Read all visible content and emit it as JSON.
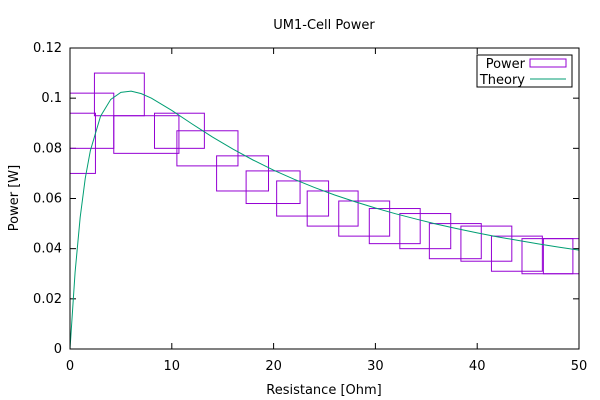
{
  "chart_data": {
    "type": "scatter",
    "title": "UM1-Cell Power",
    "xlabel": "Resistance [Ohm]",
    "ylabel": "Power [W]",
    "xlim": [
      0,
      50
    ],
    "ylim": [
      0,
      0.12
    ],
    "xticks": [
      0,
      10,
      20,
      30,
      40,
      50
    ],
    "yticks": [
      0,
      0.02,
      0.04,
      0.06,
      0.08,
      0.1,
      0.12
    ],
    "xtick_labels": [
      "0",
      "10",
      "20",
      "30",
      "40",
      "50"
    ],
    "ytick_labels": [
      "0",
      "0.02",
      "0.04",
      "0.06",
      "0.08",
      "0.1",
      "0.12"
    ],
    "grid": false,
    "legend_position": "top-right",
    "series": [
      {
        "name": "Power",
        "kind": "error-boxes",
        "color": "#9400d3",
        "boxes": [
          {
            "x": [
              0,
              2.5
            ],
            "y": [
              0.07,
              0.094
            ]
          },
          {
            "x": [
              0,
              4.3
            ],
            "y": [
              0.08,
              0.102
            ]
          },
          {
            "x": [
              2.4,
              7.3
            ],
            "y": [
              0.093,
              0.11
            ]
          },
          {
            "x": [
              4.3,
              10.7
            ],
            "y": [
              0.078,
              0.093
            ]
          },
          {
            "x": [
              8.3,
              13.2
            ],
            "y": [
              0.08,
              0.094
            ]
          },
          {
            "x": [
              10.5,
              16.5
            ],
            "y": [
              0.073,
              0.087
            ]
          },
          {
            "x": [
              14.4,
              19.5
            ],
            "y": [
              0.063,
              0.077
            ]
          },
          {
            "x": [
              17.3,
              22.6
            ],
            "y": [
              0.058,
              0.071
            ]
          },
          {
            "x": [
              20.3,
              25.4
            ],
            "y": [
              0.053,
              0.067
            ]
          },
          {
            "x": [
              23.3,
              28.3
            ],
            "y": [
              0.049,
              0.063
            ]
          },
          {
            "x": [
              26.4,
              31.4
            ],
            "y": [
              0.045,
              0.059
            ]
          },
          {
            "x": [
              29.4,
              34.4
            ],
            "y": [
              0.042,
              0.056
            ]
          },
          {
            "x": [
              32.4,
              37.4
            ],
            "y": [
              0.04,
              0.054
            ]
          },
          {
            "x": [
              35.3,
              40.4
            ],
            "y": [
              0.036,
              0.05
            ]
          },
          {
            "x": [
              38.4,
              43.4
            ],
            "y": [
              0.035,
              0.049
            ]
          },
          {
            "x": [
              41.4,
              46.4
            ],
            "y": [
              0.031,
              0.045
            ]
          },
          {
            "x": [
              44.4,
              49.4
            ],
            "y": [
              0.03,
              0.044
            ]
          },
          {
            "x": [
              46.5,
              50.0
            ],
            "y": [
              0.03,
              0.044
            ]
          }
        ]
      },
      {
        "name": "Theory",
        "kind": "line",
        "color": "#009e73",
        "x": [
          0,
          0.5,
          1,
          1.5,
          2,
          3,
          4,
          5,
          6,
          7,
          8,
          10,
          12,
          14,
          16,
          18,
          20,
          22,
          24,
          26,
          28,
          30,
          32,
          34,
          36,
          38,
          40,
          42,
          44,
          46,
          48,
          50
        ],
        "y": [
          0,
          0.0306,
          0.0525,
          0.0681,
          0.0791,
          0.0928,
          0.0995,
          0.1023,
          0.1028,
          0.1018,
          0.1,
          0.0951,
          0.0897,
          0.0845,
          0.0797,
          0.0753,
          0.0713,
          0.0677,
          0.0644,
          0.0614,
          0.0587,
          0.0562,
          0.0539,
          0.0518,
          0.0498,
          0.048,
          0.0463,
          0.0447,
          0.0433,
          0.0419,
          0.0406,
          0.0394
        ]
      }
    ]
  }
}
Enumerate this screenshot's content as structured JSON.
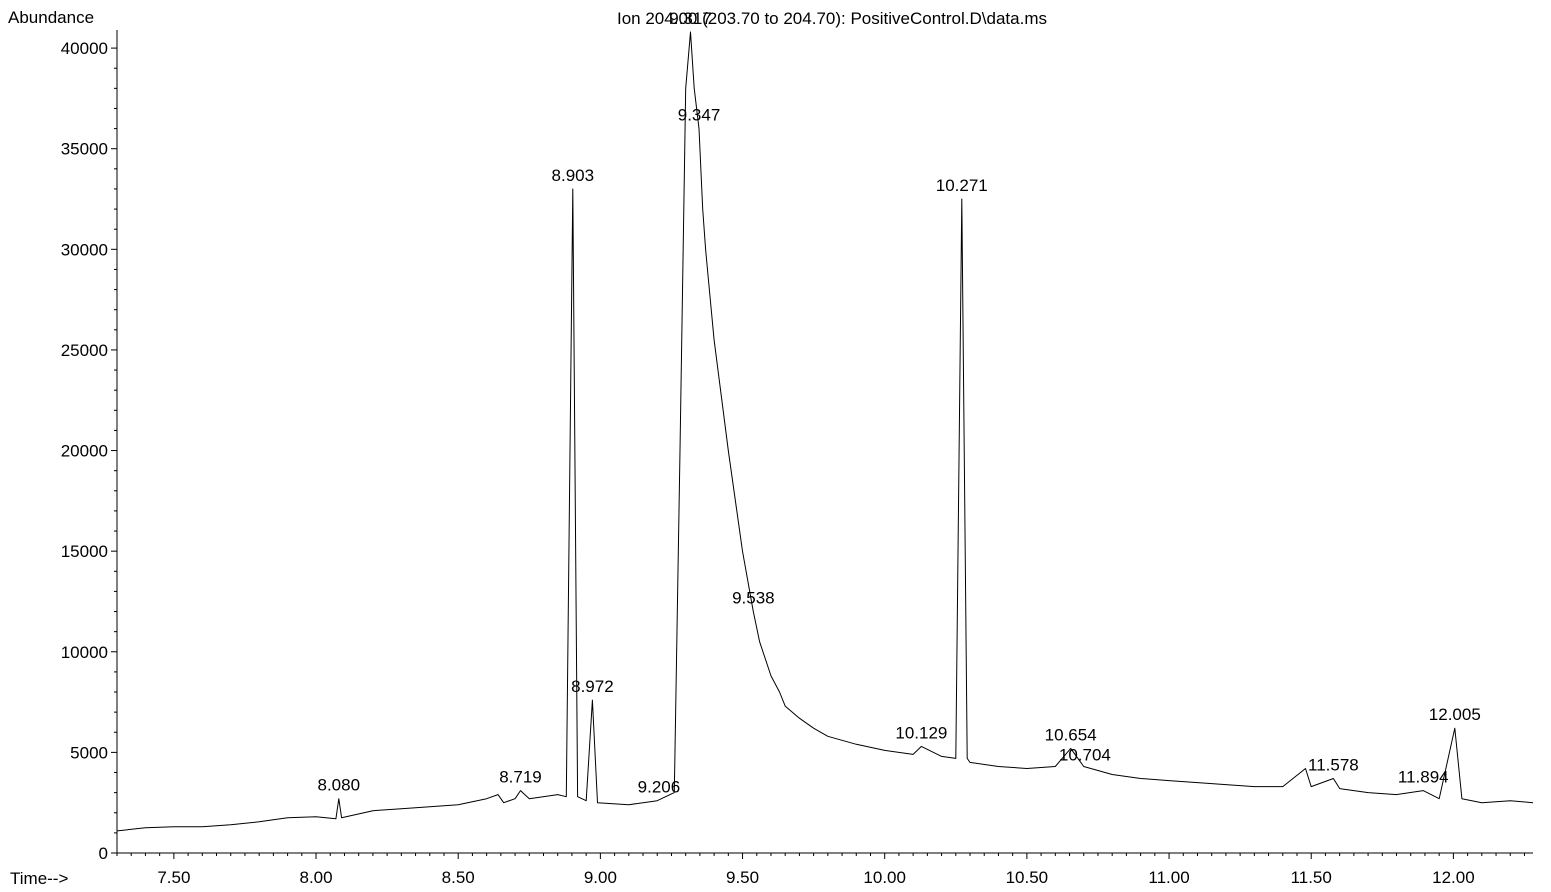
{
  "chart_data": {
    "type": "line",
    "title": "Ion 204.00 (203.70 to 204.70): PositiveControl.D\\data.ms",
    "ylabel": "Abundance",
    "xlabel": "Time-->",
    "xlim": [
      7.3,
      12.28
    ],
    "ylim": [
      0,
      40800
    ],
    "x_ticks": [
      "7.50",
      "8.00",
      "8.50",
      "9.00",
      "9.50",
      "10.00",
      "10.50",
      "11.00",
      "11.50",
      "12.00"
    ],
    "x_tick_values": [
      7.5,
      8.0,
      8.5,
      9.0,
      9.5,
      10.0,
      10.5,
      11.0,
      11.5,
      12.0
    ],
    "y_ticks": [
      "0",
      "5000",
      "10000",
      "15000",
      "20000",
      "25000",
      "30000",
      "35000",
      "40000"
    ],
    "y_tick_values": [
      0,
      5000,
      10000,
      15000,
      20000,
      25000,
      30000,
      35000,
      40000
    ],
    "grid": false,
    "series": [
      {
        "x": [
          7.3,
          7.4,
          7.5,
          7.6,
          7.7,
          7.8,
          7.9,
          8.0,
          8.07,
          8.08,
          8.09,
          8.2,
          8.3,
          8.4,
          8.5,
          8.6,
          8.64,
          8.66,
          8.7,
          8.719,
          8.75,
          8.85,
          8.88,
          8.903,
          8.92,
          8.95,
          8.972,
          8.99,
          9.1,
          9.2,
          9.26,
          9.28,
          9.3,
          9.317,
          9.33,
          9.347,
          9.36,
          9.37,
          9.38,
          9.4,
          9.45,
          9.5,
          9.538,
          9.56,
          9.6,
          9.63,
          9.65,
          9.7,
          9.75,
          9.8,
          9.9,
          10.0,
          10.1,
          10.129,
          10.2,
          10.25,
          10.271,
          10.29,
          10.3,
          10.4,
          10.5,
          10.6,
          10.654,
          10.7,
          10.8,
          10.9,
          11.0,
          11.1,
          11.2,
          11.3,
          11.4,
          11.48,
          11.5,
          11.578,
          11.6,
          11.7,
          11.8,
          11.894,
          11.95,
          12.005,
          12.03,
          12.1,
          12.2,
          12.28
        ],
        "y": [
          1100,
          1250,
          1300,
          1300,
          1400,
          1550,
          1750,
          1800,
          1700,
          2700,
          1750,
          2100,
          2200,
          2300,
          2400,
          2700,
          2900,
          2500,
          2700,
          3100,
          2700,
          2900,
          2800,
          33000,
          2800,
          2600,
          7600,
          2500,
          2400,
          2600,
          3000,
          20000,
          38000,
          40800,
          38000,
          36000,
          32000,
          30000,
          28500,
          25500,
          20000,
          15000,
          12000,
          10500,
          8800,
          8000,
          7300,
          6700,
          6200,
          5800,
          5400,
          5100,
          4900,
          5300,
          4800,
          4700,
          32500,
          4700,
          4500,
          4300,
          4200,
          4300,
          5200,
          4300,
          3900,
          3700,
          3600,
          3500,
          3400,
          3300,
          3300,
          4200,
          3300,
          3700,
          3200,
          3000,
          2900,
          3100,
          2700,
          6200,
          2700,
          2500,
          2600,
          2500
        ]
      }
    ],
    "peak_labels": [
      {
        "text": "8.080",
        "x": 8.08,
        "y": 2700
      },
      {
        "text": "8.719",
        "x": 8.719,
        "y": 3100
      },
      {
        "text": "8.903",
        "x": 8.903,
        "y": 33000
      },
      {
        "text": "8.972",
        "x": 8.972,
        "y": 7600
      },
      {
        "text": "9.206",
        "x": 9.206,
        "y": 2600
      },
      {
        "text": "9.317",
        "x": 9.317,
        "y": 40800
      },
      {
        "text": "9.347",
        "x": 9.347,
        "y": 36000
      },
      {
        "text": "9.538",
        "x": 9.538,
        "y": 12000
      },
      {
        "text": "10.129",
        "x": 10.129,
        "y": 5300
      },
      {
        "text": "10.271",
        "x": 10.271,
        "y": 32500
      },
      {
        "text": "10.654",
        "x": 10.654,
        "y": 5200
      },
      {
        "text": "10.704",
        "x": 10.704,
        "y": 4200
      },
      {
        "text": "11.578",
        "x": 11.578,
        "y": 3700
      },
      {
        "text": "11.894",
        "x": 11.894,
        "y": 3100
      },
      {
        "text": "12.005",
        "x": 12.005,
        "y": 6200
      }
    ]
  }
}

▶ **TASK PROMPT**
Go over the records above line by line and count those holding the word "JSON". Reply only with the number.

▶ **RESPONSE**
2